Dataset content.

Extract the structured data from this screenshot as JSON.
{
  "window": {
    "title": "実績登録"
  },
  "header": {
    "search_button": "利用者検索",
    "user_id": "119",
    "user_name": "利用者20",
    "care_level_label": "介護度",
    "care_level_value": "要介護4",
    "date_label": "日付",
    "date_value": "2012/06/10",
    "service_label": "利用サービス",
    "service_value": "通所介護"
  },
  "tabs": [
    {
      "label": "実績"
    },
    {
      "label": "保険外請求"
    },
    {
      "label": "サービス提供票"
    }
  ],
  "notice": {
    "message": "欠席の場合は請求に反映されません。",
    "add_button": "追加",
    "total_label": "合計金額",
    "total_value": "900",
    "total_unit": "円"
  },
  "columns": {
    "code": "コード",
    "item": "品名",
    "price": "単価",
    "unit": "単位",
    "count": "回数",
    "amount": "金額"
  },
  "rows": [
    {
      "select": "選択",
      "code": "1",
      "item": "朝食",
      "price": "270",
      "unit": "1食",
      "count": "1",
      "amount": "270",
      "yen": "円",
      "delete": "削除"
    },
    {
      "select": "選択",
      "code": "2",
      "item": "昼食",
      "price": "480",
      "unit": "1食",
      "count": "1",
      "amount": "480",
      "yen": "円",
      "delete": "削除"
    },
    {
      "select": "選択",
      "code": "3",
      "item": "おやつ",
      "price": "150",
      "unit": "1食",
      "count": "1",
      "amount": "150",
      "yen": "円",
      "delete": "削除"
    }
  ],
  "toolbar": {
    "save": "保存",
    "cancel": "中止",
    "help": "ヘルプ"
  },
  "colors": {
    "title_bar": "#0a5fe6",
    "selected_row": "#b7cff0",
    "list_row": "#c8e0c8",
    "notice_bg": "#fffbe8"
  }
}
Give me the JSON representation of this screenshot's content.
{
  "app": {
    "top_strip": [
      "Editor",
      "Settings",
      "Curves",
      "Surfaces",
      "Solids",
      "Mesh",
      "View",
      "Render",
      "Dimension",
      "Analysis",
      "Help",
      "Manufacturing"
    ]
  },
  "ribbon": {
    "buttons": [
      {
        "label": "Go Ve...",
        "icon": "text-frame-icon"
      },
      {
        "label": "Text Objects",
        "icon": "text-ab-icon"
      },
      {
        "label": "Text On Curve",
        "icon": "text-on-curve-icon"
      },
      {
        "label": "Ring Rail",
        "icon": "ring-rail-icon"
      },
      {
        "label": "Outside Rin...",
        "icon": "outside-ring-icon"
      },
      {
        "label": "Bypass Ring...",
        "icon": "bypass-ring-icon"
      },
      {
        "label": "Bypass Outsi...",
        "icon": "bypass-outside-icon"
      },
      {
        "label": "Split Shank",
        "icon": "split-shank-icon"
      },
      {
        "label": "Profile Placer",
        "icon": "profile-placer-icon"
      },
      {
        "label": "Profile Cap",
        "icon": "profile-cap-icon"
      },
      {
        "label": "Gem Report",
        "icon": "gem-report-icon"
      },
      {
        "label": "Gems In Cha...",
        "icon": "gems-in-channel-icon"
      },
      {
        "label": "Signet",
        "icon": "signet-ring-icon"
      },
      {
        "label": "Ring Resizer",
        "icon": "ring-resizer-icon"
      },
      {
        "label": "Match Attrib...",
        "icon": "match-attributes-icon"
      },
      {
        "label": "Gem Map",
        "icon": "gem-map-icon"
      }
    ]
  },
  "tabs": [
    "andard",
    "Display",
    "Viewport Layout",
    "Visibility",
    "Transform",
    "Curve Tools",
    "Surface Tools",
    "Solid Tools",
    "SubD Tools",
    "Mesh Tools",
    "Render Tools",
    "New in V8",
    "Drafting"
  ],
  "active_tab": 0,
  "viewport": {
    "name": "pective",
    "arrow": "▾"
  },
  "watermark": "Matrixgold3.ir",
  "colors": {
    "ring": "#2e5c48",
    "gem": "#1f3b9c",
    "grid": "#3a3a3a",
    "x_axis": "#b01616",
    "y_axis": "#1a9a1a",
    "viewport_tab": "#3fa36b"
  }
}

What you are asked to do.
Write out every line of the material again, exactly as it reads.

The completed task.
Extract the structured data from this screenshot as JSON.
{
  "window": {
    "title": "実績登録"
  },
  "header": {
    "search_button": "利用者検索",
    "user_id": "119",
    "user_name": "利用者20",
    "care_level_label": "介護度",
    "care_level_value": "要介護4",
    "date_label": "日付",
    "date_value": "2012/06/10",
    "service_label": "利用サービス",
    "service_value": "通所介護"
  },
  "tabs": [
    {
      "label": "実績"
    },
    {
      "label": "保険外請求"
    },
    {
      "label": "サービス提供票"
    }
  ],
  "notice": {
    "message": "欠席の場合は請求に反映されません。",
    "add_button": "追加",
    "total_label": "合計金額",
    "total_value": "900",
    "total_unit": "円"
  },
  "columns": {
    "code": "コード",
    "item": "品名",
    "price": "単価",
    "unit": "単位",
    "count": "回数",
    "amount": "金額"
  },
  "rows": [
    {
      "select": "選択",
      "code": "1",
      "item": "朝食",
      "price": "270",
      "unit": "1食",
      "count": "1",
      "amount": "270",
      "yen": "円",
      "delete": "削除"
    },
    {
      "select": "選択",
      "code": "2",
      "item": "昼食",
      "price": "480",
      "unit": "1食",
      "count": "1",
      "amount": "480",
      "yen": "円",
      "delete": "削除"
    },
    {
      "select": "選択",
      "code": "3",
      "item": "おやつ",
      "price": "150",
      "unit": "1食",
      "count": "1",
      "amount": "150",
      "yen": "円",
      "delete": "削除"
    }
  ],
  "toolbar": {
    "save": "保存",
    "cancel": "中止",
    "help": "ヘルプ"
  },
  "colors": {
    "title_bar": "#0a5fe6",
    "selected_row": "#b7cff0",
    "list_row": "#c8e0c8",
    "notice_bg": "#fffbe8"
  }
}
Give me the JSON representation of this screenshot's content.
{
  "app": {
    "top_strip": [
      "Editor",
      "Settings",
      "Curves",
      "Surfaces",
      "Solids",
      "Mesh",
      "View",
      "Render",
      "Dimension",
      "Analysis",
      "Help",
      "Manufacturing"
    ]
  },
  "ribbon": {
    "buttons": [
      {
        "label": "Go Ve...",
        "icon": "text-frame-icon"
      },
      {
        "label": "Text Objects",
        "icon": "text-ab-icon"
      },
      {
        "label": "Text On Curve",
        "icon": "text-on-curve-icon"
      },
      {
        "label": "Ring Rail",
        "icon": "ring-rail-icon"
      },
      {
        "label": "Outside Rin...",
        "icon": "outside-ring-icon"
      },
      {
        "label": "Bypass Ring...",
        "icon": "bypass-ring-icon"
      },
      {
        "label": "Bypass Outsi...",
        "icon": "bypass-outside-icon"
      },
      {
        "label": "Split Shank",
        "icon": "split-shank-icon"
      },
      {
        "label": "Profile Placer",
        "icon": "profile-placer-icon"
      },
      {
        "label": "Profile Cap",
        "icon": "profile-cap-icon"
      },
      {
        "label": "Gem Report",
        "icon": "gem-report-icon"
      },
      {
        "label": "Gems In Cha...",
        "icon": "gems-in-channel-icon"
      },
      {
        "label": "Signet",
        "icon": "signet-ring-icon"
      },
      {
        "label": "Ring Resizer",
        "icon": "ring-resizer-icon"
      },
      {
        "label": "Match Attrib...",
        "icon": "match-attributes-icon"
      },
      {
        "label": "Gem Map",
        "icon": "gem-map-icon"
      }
    ]
  },
  "tabs": [
    "andard",
    "Display",
    "Viewport Layout",
    "Visibility",
    "Transform",
    "Curve Tools",
    "Surface Tools",
    "Solid Tools",
    "SubD Tools",
    "Mesh Tools",
    "Render Tools",
    "New in V8",
    "Drafting"
  ],
  "active_tab": 0,
  "viewport": {
    "name": "pective",
    "arrow": "▾"
  },
  "watermark": "Matrixgold3.ir",
  "colors": {
    "ring": "#2e5c48",
    "gem": "#1f3b9c",
    "grid": "#3a3a3a",
    "x_axis": "#b01616",
    "y_axis": "#1a9a1a",
    "viewport_tab": "#3fa36b"
  }
}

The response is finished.